## INSTRUCTION
For each line that holds "this", copy the line out.

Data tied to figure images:

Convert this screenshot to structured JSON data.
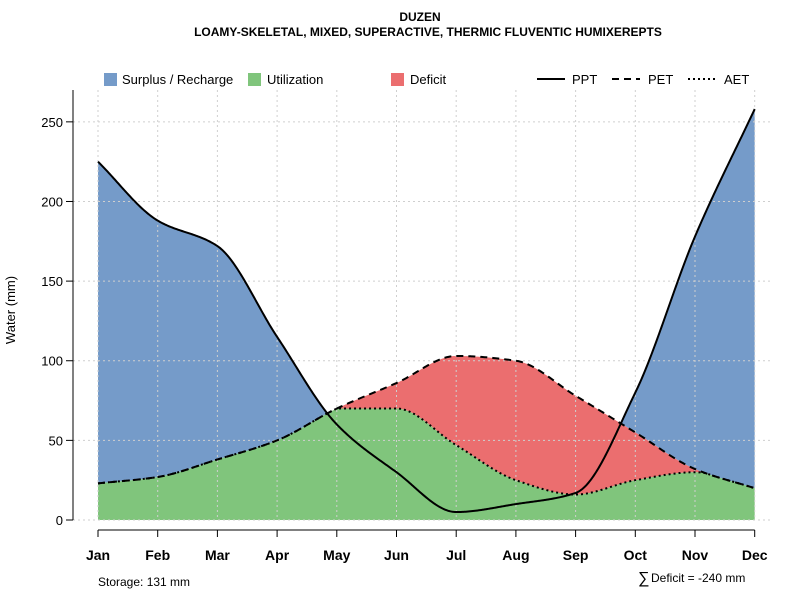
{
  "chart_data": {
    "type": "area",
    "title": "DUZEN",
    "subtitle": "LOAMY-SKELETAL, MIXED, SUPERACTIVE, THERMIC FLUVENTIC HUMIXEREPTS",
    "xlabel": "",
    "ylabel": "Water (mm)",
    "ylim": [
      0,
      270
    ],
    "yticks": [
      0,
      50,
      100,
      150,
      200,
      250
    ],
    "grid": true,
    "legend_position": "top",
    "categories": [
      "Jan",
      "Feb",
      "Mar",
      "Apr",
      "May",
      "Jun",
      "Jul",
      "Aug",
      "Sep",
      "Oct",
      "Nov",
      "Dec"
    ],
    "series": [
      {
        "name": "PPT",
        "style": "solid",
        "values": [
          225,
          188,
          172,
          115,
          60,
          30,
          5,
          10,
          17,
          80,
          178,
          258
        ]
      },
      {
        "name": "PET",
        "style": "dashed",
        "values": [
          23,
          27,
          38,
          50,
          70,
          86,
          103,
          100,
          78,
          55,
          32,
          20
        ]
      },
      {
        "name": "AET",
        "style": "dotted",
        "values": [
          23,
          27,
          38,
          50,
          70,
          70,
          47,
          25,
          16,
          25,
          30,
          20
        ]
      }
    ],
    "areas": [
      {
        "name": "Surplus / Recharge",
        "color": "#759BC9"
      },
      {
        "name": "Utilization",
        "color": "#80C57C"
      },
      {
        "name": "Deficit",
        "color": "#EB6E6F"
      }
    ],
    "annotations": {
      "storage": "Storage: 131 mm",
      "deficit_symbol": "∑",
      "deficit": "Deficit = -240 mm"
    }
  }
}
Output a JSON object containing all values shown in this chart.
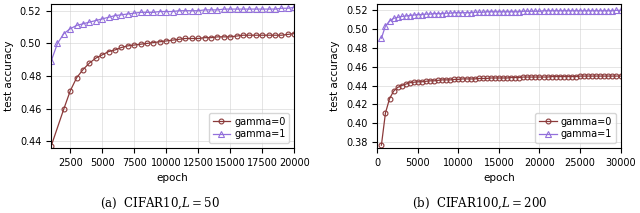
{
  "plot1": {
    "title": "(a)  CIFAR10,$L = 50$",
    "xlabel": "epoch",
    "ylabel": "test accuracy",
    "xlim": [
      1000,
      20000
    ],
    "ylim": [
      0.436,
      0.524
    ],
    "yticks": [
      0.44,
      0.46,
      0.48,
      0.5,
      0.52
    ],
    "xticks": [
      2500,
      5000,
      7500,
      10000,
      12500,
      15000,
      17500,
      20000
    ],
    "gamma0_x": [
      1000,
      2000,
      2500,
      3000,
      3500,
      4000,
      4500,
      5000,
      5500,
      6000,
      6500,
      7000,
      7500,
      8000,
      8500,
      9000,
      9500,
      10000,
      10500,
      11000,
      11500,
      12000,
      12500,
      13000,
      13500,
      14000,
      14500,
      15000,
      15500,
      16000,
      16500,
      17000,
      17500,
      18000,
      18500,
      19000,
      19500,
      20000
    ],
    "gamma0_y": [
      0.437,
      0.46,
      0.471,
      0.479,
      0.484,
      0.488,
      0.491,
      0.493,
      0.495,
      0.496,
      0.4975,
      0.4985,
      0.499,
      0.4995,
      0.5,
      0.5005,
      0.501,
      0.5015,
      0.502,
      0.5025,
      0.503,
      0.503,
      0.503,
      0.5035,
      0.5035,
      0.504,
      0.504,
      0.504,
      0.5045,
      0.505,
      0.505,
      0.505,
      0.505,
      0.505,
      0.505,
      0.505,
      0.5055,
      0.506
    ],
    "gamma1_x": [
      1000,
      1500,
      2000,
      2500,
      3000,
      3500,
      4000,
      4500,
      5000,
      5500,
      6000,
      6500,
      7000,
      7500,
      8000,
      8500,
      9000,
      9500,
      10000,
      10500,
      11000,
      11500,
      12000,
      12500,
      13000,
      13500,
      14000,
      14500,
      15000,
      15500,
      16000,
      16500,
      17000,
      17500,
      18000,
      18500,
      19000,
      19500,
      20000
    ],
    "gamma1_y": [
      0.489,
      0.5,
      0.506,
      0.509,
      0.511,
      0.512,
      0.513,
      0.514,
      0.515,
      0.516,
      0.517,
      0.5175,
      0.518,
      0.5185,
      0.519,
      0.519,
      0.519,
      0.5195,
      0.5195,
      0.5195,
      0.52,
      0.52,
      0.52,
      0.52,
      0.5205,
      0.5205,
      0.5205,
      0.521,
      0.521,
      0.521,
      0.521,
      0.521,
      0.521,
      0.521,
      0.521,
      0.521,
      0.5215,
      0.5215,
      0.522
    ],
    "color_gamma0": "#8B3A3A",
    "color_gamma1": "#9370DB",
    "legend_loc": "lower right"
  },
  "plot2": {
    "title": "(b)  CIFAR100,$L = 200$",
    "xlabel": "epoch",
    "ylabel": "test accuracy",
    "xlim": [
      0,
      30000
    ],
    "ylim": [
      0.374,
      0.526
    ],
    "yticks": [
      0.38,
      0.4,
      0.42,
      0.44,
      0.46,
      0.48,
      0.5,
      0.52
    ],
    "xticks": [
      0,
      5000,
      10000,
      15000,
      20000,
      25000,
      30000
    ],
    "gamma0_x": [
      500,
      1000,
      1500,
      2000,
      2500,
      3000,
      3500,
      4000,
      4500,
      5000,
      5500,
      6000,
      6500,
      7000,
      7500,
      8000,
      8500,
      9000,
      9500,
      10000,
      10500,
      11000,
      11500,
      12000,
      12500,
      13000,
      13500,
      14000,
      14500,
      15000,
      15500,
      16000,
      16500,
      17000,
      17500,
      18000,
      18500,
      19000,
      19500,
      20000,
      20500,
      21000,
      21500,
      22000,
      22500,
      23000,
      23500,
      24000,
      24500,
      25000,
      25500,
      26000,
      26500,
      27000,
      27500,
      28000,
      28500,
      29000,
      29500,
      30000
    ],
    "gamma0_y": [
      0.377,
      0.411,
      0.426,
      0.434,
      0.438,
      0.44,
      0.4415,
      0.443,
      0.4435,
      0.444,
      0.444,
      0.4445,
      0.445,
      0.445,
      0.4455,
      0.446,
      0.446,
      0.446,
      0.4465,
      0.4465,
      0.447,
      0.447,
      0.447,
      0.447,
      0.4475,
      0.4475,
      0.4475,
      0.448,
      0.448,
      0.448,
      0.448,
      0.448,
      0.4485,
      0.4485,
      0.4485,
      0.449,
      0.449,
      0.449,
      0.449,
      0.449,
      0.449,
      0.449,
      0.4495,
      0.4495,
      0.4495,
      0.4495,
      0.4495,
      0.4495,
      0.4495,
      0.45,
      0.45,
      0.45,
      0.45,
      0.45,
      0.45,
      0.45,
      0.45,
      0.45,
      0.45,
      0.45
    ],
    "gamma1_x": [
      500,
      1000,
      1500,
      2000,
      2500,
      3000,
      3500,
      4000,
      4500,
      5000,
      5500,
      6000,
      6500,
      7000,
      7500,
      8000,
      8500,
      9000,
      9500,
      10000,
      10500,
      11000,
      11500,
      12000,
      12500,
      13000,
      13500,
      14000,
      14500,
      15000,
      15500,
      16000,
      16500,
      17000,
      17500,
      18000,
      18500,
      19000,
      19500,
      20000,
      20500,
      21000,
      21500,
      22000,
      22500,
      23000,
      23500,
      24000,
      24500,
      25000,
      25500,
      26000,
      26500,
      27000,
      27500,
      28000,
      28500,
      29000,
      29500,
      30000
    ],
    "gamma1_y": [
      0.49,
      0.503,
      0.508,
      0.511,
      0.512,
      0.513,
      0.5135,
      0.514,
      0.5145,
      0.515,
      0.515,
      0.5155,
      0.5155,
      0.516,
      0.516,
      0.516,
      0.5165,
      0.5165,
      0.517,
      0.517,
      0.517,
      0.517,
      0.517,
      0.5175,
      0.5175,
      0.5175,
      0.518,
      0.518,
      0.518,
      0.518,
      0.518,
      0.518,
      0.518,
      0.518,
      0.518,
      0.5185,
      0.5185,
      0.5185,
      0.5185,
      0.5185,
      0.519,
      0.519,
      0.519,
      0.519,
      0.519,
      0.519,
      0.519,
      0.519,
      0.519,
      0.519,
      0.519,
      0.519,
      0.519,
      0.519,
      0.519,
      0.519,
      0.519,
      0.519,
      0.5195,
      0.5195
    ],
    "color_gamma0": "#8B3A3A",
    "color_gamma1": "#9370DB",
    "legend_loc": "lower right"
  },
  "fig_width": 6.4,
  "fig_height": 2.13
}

## RESPONSE TO THE TASK
Convert this screenshot to structured JSON data.
Output a JSON object containing all values shown in this chart.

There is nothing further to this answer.